§ **Instructions for the task**
Reproduce every entry in the listing without alteration.

[Dataset records]
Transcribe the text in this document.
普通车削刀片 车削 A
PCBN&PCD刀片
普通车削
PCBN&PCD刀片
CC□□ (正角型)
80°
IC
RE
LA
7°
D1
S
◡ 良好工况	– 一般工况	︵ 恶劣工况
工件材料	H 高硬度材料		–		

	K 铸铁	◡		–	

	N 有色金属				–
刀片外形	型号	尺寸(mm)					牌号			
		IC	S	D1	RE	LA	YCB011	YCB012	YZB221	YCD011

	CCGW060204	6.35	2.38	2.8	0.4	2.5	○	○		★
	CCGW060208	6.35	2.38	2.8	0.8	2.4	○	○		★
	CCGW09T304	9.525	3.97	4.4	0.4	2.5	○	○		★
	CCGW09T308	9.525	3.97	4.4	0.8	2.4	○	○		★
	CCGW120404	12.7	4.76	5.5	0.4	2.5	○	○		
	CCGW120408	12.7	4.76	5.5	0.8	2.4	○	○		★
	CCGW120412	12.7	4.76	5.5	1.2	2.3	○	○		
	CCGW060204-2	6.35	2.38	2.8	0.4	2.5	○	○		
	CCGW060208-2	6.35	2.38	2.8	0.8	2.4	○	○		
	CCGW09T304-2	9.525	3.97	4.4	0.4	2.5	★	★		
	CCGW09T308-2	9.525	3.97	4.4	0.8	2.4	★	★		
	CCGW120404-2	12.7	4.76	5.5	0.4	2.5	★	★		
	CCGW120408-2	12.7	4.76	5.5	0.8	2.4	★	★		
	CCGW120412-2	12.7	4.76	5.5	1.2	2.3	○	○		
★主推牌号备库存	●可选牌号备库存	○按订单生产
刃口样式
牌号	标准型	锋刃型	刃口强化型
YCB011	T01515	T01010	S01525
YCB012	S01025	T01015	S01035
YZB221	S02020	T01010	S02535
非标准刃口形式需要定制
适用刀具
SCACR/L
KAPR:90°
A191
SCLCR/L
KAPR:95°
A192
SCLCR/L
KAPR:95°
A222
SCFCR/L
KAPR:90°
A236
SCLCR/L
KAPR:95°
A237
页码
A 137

§ **Answer to this task**
Transcribe the text in this document.
普通车削刀片 车削 A
PCBN&PCD刀片
普通车削
PCBN&PCD刀片
CC□□ (正角型)
80°
IC
RE
LA
7°
D1
S
◡ 良好工况	– 一般工况	︵ 恶劣工况
工件材料	H 高硬度材料		–		

	K 铸铁	◡		–	

	N 有色金属				–
刀片外形	型号	尺寸(mm)					牌号			
		IC	S	D1	RE	LA	YCB011	YCB012	YZB221	YCD011

	CCGW060204	6.35	2.38	2.8	0.4	2.5	○	○		★
	CCGW060208	6.35	2.38	2.8	0.8	2.4	○	○		★
	CCGW09T304	9.525	3.97	4.4	0.4	2.5	○	○		★
	CCGW09T308	9.525	3.97	4.4	0.8	2.4	○	○		★
	CCGW120404	12.7	4.76	5.5	0.4	2.5	○	○		
	CCGW120408	12.7	4.76	5.5	0.8	2.4	○	○		★
	CCGW120412	12.7	4.76	5.5	1.2	2.3	○	○		
	CCGW060204-2	6.35	2.38	2.8	0.4	2.5	○	○		
	CCGW060208-2	6.35	2.38	2.8	0.8	2.4	○	○		
	CCGW09T304-2	9.525	3.97	4.4	0.4	2.5	★	★		
	CCGW09T308-2	9.525	3.97	4.4	0.8	2.4	★	★		
	CCGW120404-2	12.7	4.76	5.5	0.4	2.5	★	★		
	CCGW120408-2	12.7	4.76	5.5	0.8	2.4	★	★		
	CCGW120412-2	12.7	4.76	5.5	1.2	2.3	○	○		
★主推牌号备库存	●可选牌号备库存	○按订单生产
刃口样式
牌号	标准型	锋刃型	刃口强化型
YCB011	T01515	T01010	S01525
YCB012	S01025	T01015	S01035
YZB221	S02020	T01010	S02535
非标准刃口形式需要定制
适用刀具
SCACR/L
KAPR:90°
A191
SCLCR/L
KAPR:95°
A192
SCLCR/L
KAPR:95°
A222
SCFCR/L
KAPR:90°
A236
SCLCR/L
KAPR:95°
A237
页码
A 137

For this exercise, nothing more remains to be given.